Top of Information given
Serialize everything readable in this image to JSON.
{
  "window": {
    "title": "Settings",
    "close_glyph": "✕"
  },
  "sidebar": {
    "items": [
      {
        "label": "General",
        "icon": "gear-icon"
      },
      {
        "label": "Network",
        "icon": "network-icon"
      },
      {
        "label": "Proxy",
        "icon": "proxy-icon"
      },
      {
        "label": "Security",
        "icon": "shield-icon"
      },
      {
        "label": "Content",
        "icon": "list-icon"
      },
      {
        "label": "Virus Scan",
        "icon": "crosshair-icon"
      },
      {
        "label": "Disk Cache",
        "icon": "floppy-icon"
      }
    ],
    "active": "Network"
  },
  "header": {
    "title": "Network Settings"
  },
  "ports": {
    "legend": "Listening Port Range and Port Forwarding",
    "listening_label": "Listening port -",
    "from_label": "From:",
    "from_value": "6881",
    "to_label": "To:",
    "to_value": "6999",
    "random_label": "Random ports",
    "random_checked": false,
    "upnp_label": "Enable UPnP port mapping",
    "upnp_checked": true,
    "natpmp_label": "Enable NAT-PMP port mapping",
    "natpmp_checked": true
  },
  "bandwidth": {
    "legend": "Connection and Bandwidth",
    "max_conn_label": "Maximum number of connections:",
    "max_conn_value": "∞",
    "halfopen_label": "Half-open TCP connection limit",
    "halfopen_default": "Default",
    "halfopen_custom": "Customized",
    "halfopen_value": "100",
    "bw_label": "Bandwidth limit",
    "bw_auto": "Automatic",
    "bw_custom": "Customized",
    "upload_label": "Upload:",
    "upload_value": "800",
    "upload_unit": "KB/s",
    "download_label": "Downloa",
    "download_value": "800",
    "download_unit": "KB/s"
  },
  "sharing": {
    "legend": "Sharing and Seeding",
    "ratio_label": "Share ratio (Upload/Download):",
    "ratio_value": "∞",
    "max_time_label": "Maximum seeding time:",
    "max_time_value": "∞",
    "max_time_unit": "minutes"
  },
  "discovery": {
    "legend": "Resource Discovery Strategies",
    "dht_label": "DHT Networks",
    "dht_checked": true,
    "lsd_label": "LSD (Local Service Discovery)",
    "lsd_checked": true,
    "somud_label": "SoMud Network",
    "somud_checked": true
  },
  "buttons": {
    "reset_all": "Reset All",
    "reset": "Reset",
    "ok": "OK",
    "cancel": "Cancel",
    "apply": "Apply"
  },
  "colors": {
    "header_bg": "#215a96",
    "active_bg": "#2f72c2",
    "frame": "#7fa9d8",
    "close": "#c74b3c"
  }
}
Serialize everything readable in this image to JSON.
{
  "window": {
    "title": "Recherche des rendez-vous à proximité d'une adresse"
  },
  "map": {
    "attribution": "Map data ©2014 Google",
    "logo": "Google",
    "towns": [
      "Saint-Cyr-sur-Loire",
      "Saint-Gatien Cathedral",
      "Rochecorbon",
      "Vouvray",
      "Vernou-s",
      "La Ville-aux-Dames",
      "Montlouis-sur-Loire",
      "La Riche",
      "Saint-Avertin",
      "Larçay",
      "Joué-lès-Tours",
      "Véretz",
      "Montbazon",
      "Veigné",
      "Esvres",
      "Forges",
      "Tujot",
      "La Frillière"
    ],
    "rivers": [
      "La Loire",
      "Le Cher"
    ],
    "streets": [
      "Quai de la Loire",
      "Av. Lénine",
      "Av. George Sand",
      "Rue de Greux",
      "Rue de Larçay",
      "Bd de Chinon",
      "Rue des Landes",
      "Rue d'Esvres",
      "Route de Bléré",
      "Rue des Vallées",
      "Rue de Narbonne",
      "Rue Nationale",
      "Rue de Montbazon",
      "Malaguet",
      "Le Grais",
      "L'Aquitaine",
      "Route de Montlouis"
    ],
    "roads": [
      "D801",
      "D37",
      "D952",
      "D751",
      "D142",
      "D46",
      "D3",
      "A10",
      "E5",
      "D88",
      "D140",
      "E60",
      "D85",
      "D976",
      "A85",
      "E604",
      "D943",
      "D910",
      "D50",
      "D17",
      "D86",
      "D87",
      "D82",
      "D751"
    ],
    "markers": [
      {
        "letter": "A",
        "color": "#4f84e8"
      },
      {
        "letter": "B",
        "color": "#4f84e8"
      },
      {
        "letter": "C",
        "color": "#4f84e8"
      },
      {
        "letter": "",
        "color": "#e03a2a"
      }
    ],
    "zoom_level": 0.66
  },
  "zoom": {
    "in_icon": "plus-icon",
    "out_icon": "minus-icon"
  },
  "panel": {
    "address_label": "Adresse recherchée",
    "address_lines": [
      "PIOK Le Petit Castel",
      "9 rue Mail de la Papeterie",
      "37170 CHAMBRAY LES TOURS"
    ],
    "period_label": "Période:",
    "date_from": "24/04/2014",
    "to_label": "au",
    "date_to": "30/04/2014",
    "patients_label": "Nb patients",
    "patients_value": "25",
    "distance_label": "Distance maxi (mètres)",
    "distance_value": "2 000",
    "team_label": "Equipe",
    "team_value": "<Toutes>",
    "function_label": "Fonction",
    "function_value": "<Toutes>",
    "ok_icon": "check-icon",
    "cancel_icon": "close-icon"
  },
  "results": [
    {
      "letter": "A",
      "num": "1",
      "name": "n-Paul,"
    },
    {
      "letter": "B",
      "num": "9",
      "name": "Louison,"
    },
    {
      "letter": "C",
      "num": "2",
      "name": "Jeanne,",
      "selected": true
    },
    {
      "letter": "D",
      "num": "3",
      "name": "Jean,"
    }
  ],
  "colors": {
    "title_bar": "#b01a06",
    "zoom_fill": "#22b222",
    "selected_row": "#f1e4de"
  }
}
Bottom of Information given
_Problem description_:
Out of the data above, return each line where the word "Settings" can be found.

_Result for this exercise_:
    "title": "Settings",
    "title": "Network Settings"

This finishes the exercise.